Direction: Your task is to print the material below exactly as presented.

[Records from a data source]
— Start —

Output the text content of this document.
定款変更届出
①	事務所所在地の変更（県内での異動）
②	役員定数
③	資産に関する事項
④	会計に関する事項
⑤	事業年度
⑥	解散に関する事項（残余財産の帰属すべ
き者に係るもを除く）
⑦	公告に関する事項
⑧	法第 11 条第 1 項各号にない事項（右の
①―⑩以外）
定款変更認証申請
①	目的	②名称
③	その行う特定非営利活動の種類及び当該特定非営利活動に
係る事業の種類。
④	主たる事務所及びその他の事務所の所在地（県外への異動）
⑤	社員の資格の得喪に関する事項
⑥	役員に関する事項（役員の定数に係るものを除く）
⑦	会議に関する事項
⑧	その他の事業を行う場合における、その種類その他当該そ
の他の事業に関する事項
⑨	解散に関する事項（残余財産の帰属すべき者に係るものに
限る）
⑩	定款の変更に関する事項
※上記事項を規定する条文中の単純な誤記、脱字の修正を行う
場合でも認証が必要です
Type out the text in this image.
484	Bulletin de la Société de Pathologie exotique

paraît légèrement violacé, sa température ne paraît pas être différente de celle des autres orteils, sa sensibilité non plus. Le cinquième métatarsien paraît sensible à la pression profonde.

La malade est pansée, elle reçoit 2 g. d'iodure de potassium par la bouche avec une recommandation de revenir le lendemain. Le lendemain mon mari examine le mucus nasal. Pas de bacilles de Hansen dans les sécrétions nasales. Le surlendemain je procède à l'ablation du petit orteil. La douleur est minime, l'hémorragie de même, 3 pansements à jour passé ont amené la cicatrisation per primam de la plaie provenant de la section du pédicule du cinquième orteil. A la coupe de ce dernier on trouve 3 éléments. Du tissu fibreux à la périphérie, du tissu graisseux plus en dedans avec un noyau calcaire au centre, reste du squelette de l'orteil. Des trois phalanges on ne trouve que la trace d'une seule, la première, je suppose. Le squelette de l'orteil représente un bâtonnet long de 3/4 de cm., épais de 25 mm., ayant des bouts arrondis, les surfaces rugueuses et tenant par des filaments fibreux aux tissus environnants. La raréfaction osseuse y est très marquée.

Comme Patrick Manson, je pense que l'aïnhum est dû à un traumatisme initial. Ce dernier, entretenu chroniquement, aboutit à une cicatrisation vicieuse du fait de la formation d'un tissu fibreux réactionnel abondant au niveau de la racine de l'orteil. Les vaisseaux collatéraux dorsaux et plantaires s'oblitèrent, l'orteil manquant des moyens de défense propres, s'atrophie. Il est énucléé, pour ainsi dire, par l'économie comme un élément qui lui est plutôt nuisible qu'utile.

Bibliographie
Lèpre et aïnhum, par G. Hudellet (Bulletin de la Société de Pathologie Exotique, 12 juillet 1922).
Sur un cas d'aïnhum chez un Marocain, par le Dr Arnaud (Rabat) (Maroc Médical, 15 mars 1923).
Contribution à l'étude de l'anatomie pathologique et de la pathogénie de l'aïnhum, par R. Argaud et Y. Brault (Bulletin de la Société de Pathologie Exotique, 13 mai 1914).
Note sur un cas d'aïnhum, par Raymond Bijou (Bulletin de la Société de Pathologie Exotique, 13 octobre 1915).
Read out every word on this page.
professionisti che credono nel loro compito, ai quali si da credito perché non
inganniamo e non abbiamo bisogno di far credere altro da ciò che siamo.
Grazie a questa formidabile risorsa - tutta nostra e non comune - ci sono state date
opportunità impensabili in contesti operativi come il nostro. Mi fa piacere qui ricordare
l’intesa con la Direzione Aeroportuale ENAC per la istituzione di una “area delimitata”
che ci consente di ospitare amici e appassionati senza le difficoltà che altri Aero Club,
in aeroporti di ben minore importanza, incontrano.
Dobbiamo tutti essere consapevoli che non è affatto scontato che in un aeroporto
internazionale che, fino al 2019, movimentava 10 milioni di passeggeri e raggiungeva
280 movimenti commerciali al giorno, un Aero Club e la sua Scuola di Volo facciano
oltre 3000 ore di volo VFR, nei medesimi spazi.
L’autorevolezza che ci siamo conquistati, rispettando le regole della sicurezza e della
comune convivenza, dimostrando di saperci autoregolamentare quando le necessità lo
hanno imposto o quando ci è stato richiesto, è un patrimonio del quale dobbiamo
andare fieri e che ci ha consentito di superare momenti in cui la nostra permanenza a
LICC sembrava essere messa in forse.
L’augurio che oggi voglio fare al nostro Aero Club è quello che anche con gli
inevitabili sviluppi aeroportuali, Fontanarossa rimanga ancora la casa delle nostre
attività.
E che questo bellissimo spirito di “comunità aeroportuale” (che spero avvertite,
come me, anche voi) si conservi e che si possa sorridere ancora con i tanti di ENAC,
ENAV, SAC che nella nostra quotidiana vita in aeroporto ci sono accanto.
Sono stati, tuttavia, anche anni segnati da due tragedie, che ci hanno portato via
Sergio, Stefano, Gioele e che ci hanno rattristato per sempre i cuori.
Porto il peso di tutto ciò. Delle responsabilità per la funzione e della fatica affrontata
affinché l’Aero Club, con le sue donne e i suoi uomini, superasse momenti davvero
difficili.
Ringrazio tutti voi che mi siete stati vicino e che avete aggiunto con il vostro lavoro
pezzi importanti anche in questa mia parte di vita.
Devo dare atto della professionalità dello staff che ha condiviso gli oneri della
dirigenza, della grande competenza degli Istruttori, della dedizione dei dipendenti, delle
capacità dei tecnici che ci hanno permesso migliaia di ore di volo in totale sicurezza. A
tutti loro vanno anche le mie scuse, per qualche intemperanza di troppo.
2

— End —

Result of this exercise:
Output the text content of this document.
定款変更届出
①	事務所所在地の変更（県内での異動）
②	役員定数
③	資産に関する事項
④	会計に関する事項
⑤	事業年度
⑥	解散に関する事項（残余財産の帰属すべ
き者に係るもを除く）
⑦	公告に関する事項
⑧	法第 11 条第 1 項各号にない事項（右の
①―⑩以外）
定款変更認証申請
①	目的	②名称
③	その行う特定非営利活動の種類及び当該特定非営利活動に
係る事業の種類。
④	主たる事務所及びその他の事務所の所在地（県外への異動）
⑤	社員の資格の得喪に関する事項
⑥	役員に関する事項（役員の定数に係るものを除く）
⑦	会議に関する事項
⑧	その他の事業を行う場合における、その種類その他当該そ
の他の事業に関する事項
⑨	解散に関する事項（残余財産の帰属すべき者に係るものに
限る）
⑩	定款の変更に関する事項
※上記事項を規定する条文中の単純な誤記、脱字の修正を行う
場合でも認証が必要です
Type out the text in this image.
484	Bulletin de la Société de Pathologie exotique

paraît légèrement violacé, sa température ne paraît pas être différente de celle des autres orteils, sa sensibilité non plus. Le cinquième métatarsien paraît sensible à la pression profonde.

La malade est pansée, elle reçoit 2 g. d'iodure de potassium par la bouche avec une recommandation de revenir le lendemain. Le lendemain mon mari examine le mucus nasal. Pas de bacilles de Hansen dans les sécrétions nasales. Le surlendemain je procède à l'ablation du petit orteil. La douleur est minime, l'hémorragie de même, 3 pansements à jour passé ont amené la cicatrisation per primam de la plaie provenant de la section du pédicule du cinquième orteil. A la coupe de ce dernier on trouve 3 éléments. Du tissu fibreux à la périphérie, du tissu graisseux plus en dedans avec un noyau calcaire au centre, reste du squelette de l'orteil. Des trois phalanges on ne trouve que la trace d'une seule, la première, je suppose. Le squelette de l'orteil représente un bâtonnet long de 3/4 de cm., épais de 25 mm., ayant des bouts arrondis, les surfaces rugueuses et tenant par des filaments fibreux aux tissus environnants. La raréfaction osseuse y est très marquée.

Comme Patrick Manson, je pense que l'aïnhum est dû à un traumatisme initial. Ce dernier, entretenu chroniquement, aboutit à une cicatrisation vicieuse du fait de la formation d'un tissu fibreux réactionnel abondant au niveau de la racine de l'orteil. Les vaisseaux collatéraux dorsaux et plantaires s'oblitèrent, l'orteil manquant des moyens de défense propres, s'atrophie. Il est énucléé, pour ainsi dire, par l'économie comme un élément qui lui est plutôt nuisible qu'utile.

Bibliographie
Lèpre et aïnhum, par G. Hudellet (Bulletin de la Société de Pathologie Exotique, 12 juillet 1922).
Sur un cas d'aïnhum chez un Marocain, par le Dr Arnaud (Rabat) (Maroc Médical, 15 mars 1923).
Contribution à l'étude de l'anatomie pathologique et de la pathogénie de l'aïnhum, par R. Argaud et Y. Brault (Bulletin de la Société de Pathologie Exotique, 13 mai 1914).
Note sur un cas d'aïnhum, par Raymond Bijou (Bulletin de la Société de Pathologie Exotique, 13 octobre 1915).
Read out every word on this page.
professionisti che credono nel loro compito, ai quali si da credito perché non
inganniamo e non abbiamo bisogno di far credere altro da ciò che siamo.
Grazie a questa formidabile risorsa - tutta nostra e non comune - ci sono state date
opportunità impensabili in contesti operativi come il nostro. Mi fa piacere qui ricordare
l’intesa con la Direzione Aeroportuale ENAC per la istituzione di una “area delimitata”
che ci consente di ospitare amici e appassionati senza le difficoltà che altri Aero Club,
in aeroporti di ben minore importanza, incontrano.
Dobbiamo tutti essere consapevoli che non è affatto scontato che in un aeroporto
internazionale che, fino al 2019, movimentava 10 milioni di passeggeri e raggiungeva
280 movimenti commerciali al giorno, un Aero Club e la sua Scuola di Volo facciano
oltre 3000 ore di volo VFR, nei medesimi spazi.
L’autorevolezza che ci siamo conquistati, rispettando le regole della sicurezza e della
comune convivenza, dimostrando di saperci autoregolamentare quando le necessità lo
hanno imposto o quando ci è stato richiesto, è un patrimonio del quale dobbiamo
andare fieri e che ci ha consentito di superare momenti in cui la nostra permanenza a
LICC sembrava essere messa in forse.
L’augurio che oggi voglio fare al nostro Aero Club è quello che anche con gli
inevitabili sviluppi aeroportuali, Fontanarossa rimanga ancora la casa delle nostre
attività.
E che questo bellissimo spirito di “comunità aeroportuale” (che spero avvertite,
come me, anche voi) si conservi e che si possa sorridere ancora con i tanti di ENAC,
ENAV, SAC che nella nostra quotidiana vita in aeroporto ci sono accanto.
Sono stati, tuttavia, anche anni segnati da due tragedie, che ci hanno portato via
Sergio, Stefano, Gioele e che ci hanno rattristato per sempre i cuori.
Porto il peso di tutto ciò. Delle responsabilità per la funzione e della fatica affrontata
affinché l’Aero Club, con le sue donne e i suoi uomini, superasse momenti davvero
difficili.
Ringrazio tutti voi che mi siete stati vicino e che avete aggiunto con il vostro lavoro
pezzi importanti anche in questa mia parte di vita.
Devo dare atto della professionalità dello staff che ha condiviso gli oneri della
dirigenza, della grande competenza degli Istruttori, della dedizione dei dipendenti, delle
capacità dei tecnici che ci hanno permesso migliaia di ore di volo in totale sicurezza. A
tutti loro vanno anche le mie scuse, per qualche intemperanza di troppo.
2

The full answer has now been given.